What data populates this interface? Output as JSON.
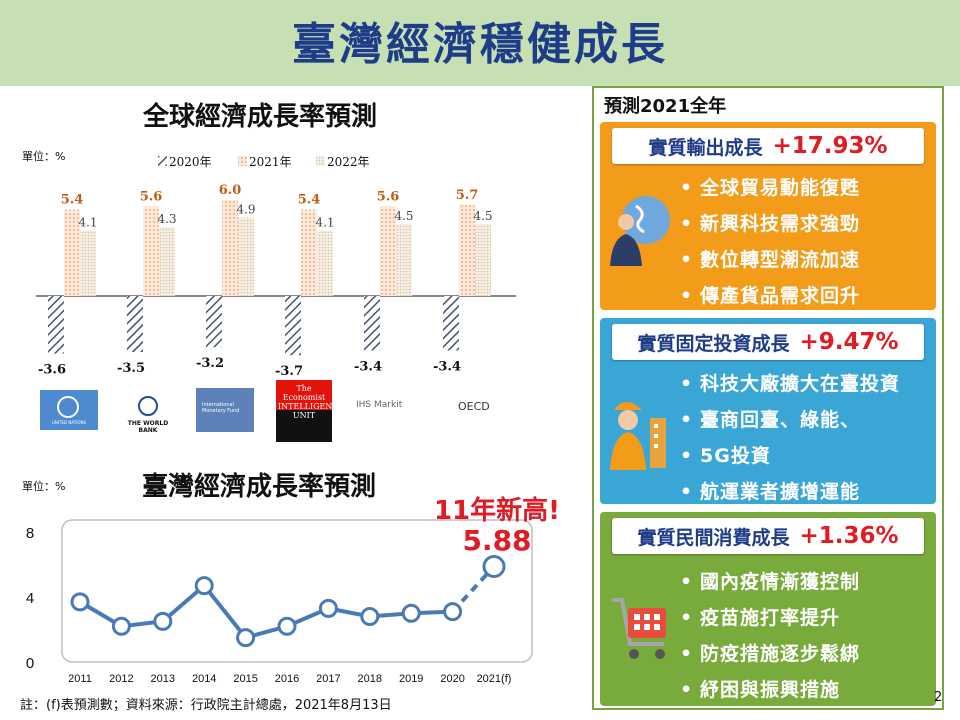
{
  "title": "臺灣經濟穩健成長",
  "global": {
    "title": "全球經濟成長率預測",
    "unit": "單位：%",
    "orgs": [
      "UNITED NATIONS",
      "THE WORLD BANK",
      "International Monetary Fund",
      "The Economist INTELLIGENCE UNIT",
      "IHS Markit",
      "OECD"
    ]
  },
  "taiwan": {
    "title": "臺灣經濟成長率預測",
    "unit": "單位：%",
    "highlight_label": "11年新高!",
    "highlight_value": "5.88"
  },
  "forecast": {
    "title": "預測2021全年",
    "cards": [
      {
        "label": "實質輸出成長",
        "value": "+17.93%",
        "color": "#f39c1a",
        "icon": "globe-businessman-icon",
        "bullets": [
          "全球貿易動能復甦",
          "新興科技需求強勁",
          "數位轉型潮流加速",
          "傳產貨品需求回升"
        ]
      },
      {
        "label": "實質固定投資成長",
        "value": "+9.47%",
        "color": "#3aa6d6",
        "icon": "construction-worker-icon",
        "bullets": [
          "科技大廠擴大在臺投資",
          "臺商回臺、綠能、",
          "5G投資",
          "航運業者擴增運能"
        ]
      },
      {
        "label": "實質民間消費成長",
        "value": "+1.36%",
        "color": "#79ab3c",
        "icon": "shopping-cart-icon",
        "bullets": [
          "國內疫情漸獲控制",
          "疫苗施打率提升",
          "防疫措施逐步鬆綁",
          "紓困與振興措施"
        ]
      }
    ]
  },
  "note": "註：(f)表預測數；資料來源：行政院主計總處，2021年8月13日",
  "slide_number": "2",
  "chart_data": [
    {
      "type": "bar",
      "title": "全球經濟成長率預測",
      "unit": "單位：%",
      "legend": [
        "2020年",
        "2021年",
        "2022年"
      ],
      "series": [
        {
          "name": "2020年",
          "values": [
            -3.6,
            -3.5,
            -3.2,
            -3.7,
            -3.4,
            -3.4
          ]
        },
        {
          "name": "2021年",
          "values": [
            5.4,
            5.6,
            6.0,
            5.4,
            5.6,
            5.7
          ]
        },
        {
          "name": "2022年",
          "values": [
            4.1,
            4.3,
            4.9,
            4.1,
            4.5,
            4.5
          ]
        }
      ],
      "colors": {
        "2020年": "#44546a",
        "2021年": "#f4b183",
        "2022年": "#d9c3a5"
      }
    },
    {
      "type": "line",
      "title": "臺灣經濟成長率預測",
      "unit": "單位：%",
      "x": [
        "2011",
        "2012",
        "2013",
        "2014",
        "2015",
        "2016",
        "2017",
        "2018",
        "2019",
        "2020",
        "2021(f)"
      ],
      "values": [
        3.7,
        2.2,
        2.5,
        4.7,
        1.5,
        2.2,
        3.3,
        2.8,
        3.0,
        3.1,
        5.88
      ],
      "yticks": [
        "0",
        "4",
        "8"
      ],
      "ylim": [
        0,
        8
      ],
      "color": "#4a7ab5"
    }
  ]
}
──────
◆ Exercise requirements:
Each entry should be repeated exactly as it appears; the pictures stay out.

◆ Problem solution:
What data populates this interface? Output as JSON.
{
  "title": "臺灣經濟穩健成長",
  "global": {
    "title": "全球經濟成長率預測",
    "unit": "單位：%",
    "orgs": [
      "UNITED NATIONS",
      "THE WORLD BANK",
      "International Monetary Fund",
      "The Economist INTELLIGENCE UNIT",
      "IHS Markit",
      "OECD"
    ]
  },
  "taiwan": {
    "title": "臺灣經濟成長率預測",
    "unit": "單位：%",
    "highlight_label": "11年新高!",
    "highlight_value": "5.88"
  },
  "forecast": {
    "title": "預測2021全年",
    "cards": [
      {
        "label": "實質輸出成長",
        "value": "+17.93%",
        "color": "#f39c1a",
        "icon": "globe-businessman-icon",
        "bullets": [
          "全球貿易動能復甦",
          "新興科技需求強勁",
          "數位轉型潮流加速",
          "傳產貨品需求回升"
        ]
      },
      {
        "label": "實質固定投資成長",
        "value": "+9.47%",
        "color": "#3aa6d6",
        "icon": "construction-worker-icon",
        "bullets": [
          "科技大廠擴大在臺投資",
          "臺商回臺、綠能、",
          "5G投資",
          "航運業者擴增運能"
        ]
      },
      {
        "label": "實質民間消費成長",
        "value": "+1.36%",
        "color": "#79ab3c",
        "icon": "shopping-cart-icon",
        "bullets": [
          "國內疫情漸獲控制",
          "疫苗施打率提升",
          "防疫措施逐步鬆綁",
          "紓困與振興措施"
        ]
      }
    ]
  },
  "note": "註：(f)表預測數；資料來源：行政院主計總處，2021年8月13日",
  "slide_number": "2",
  "chart_data": [
    {
      "type": "bar",
      "title": "全球經濟成長率預測",
      "unit": "單位：%",
      "legend": [
        "2020年",
        "2021年",
        "2022年"
      ],
      "series": [
        {
          "name": "2020年",
          "values": [
            -3.6,
            -3.5,
            -3.2,
            -3.7,
            -3.4,
            -3.4
          ]
        },
        {
          "name": "2021年",
          "values": [
            5.4,
            5.6,
            6.0,
            5.4,
            5.6,
            5.7
          ]
        },
        {
          "name": "2022年",
          "values": [
            4.1,
            4.3,
            4.9,
            4.1,
            4.5,
            4.5
          ]
        }
      ],
      "colors": {
        "2020年": "#44546a",
        "2021年": "#f4b183",
        "2022年": "#d9c3a5"
      }
    },
    {
      "type": "line",
      "title": "臺灣經濟成長率預測",
      "unit": "單位：%",
      "x": [
        "2011",
        "2012",
        "2013",
        "2014",
        "2015",
        "2016",
        "2017",
        "2018",
        "2019",
        "2020",
        "2021(f)"
      ],
      "values": [
        3.7,
        2.2,
        2.5,
        4.7,
        1.5,
        2.2,
        3.3,
        2.8,
        3.0,
        3.1,
        5.88
      ],
      "yticks": [
        "0",
        "4",
        "8"
      ],
      "ylim": [
        0,
        8
      ],
      "color": "#4a7ab5"
    }
  ]
}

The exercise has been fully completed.